> **Data provided**
◆ ◆ ◆ ◆ ◆

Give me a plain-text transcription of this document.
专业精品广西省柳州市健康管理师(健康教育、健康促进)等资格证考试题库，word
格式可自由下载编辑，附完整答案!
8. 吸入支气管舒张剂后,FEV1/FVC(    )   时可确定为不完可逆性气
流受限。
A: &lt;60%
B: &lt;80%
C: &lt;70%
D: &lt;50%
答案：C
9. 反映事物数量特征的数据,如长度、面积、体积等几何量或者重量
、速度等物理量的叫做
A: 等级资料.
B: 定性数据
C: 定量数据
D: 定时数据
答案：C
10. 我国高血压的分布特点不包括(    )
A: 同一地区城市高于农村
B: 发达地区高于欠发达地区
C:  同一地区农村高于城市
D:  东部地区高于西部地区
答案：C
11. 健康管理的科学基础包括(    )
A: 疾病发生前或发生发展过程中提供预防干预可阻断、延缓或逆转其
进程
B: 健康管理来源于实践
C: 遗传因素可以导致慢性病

◆ ◆ ◆ ◆ ◆

Copy out all the entries shown above, character for character.

Give me a plain-text transcription of this document.
专业精品广西省柳州市健康管理师(健康教育、健康促进)等资格证考试题库，word
格式可自由下载编辑，附完整答案!
8. 吸入支气管舒张剂后,FEV1/FVC(    )   时可确定为不完可逆性气
流受限。
A: &lt;60%
B: &lt;80%
C: &lt;70%
D: &lt;50%
答案：C
9. 反映事物数量特征的数据,如长度、面积、体积等几何量或者重量
、速度等物理量的叫做
A: 等级资料.
B: 定性数据
C: 定量数据
D: 定时数据
答案：C
10. 我国高血压的分布特点不包括(    )
A: 同一地区城市高于农村
B: 发达地区高于欠发达地区
C:  同一地区农村高于城市
D:  东部地区高于西部地区
答案：C
11. 健康管理的科学基础包括(    )
A: 疾病发生前或发生发展过程中提供预防干预可阻断、延缓或逆转其
进程
B: 健康管理来源于实践
C: 遗传因素可以导致慢性病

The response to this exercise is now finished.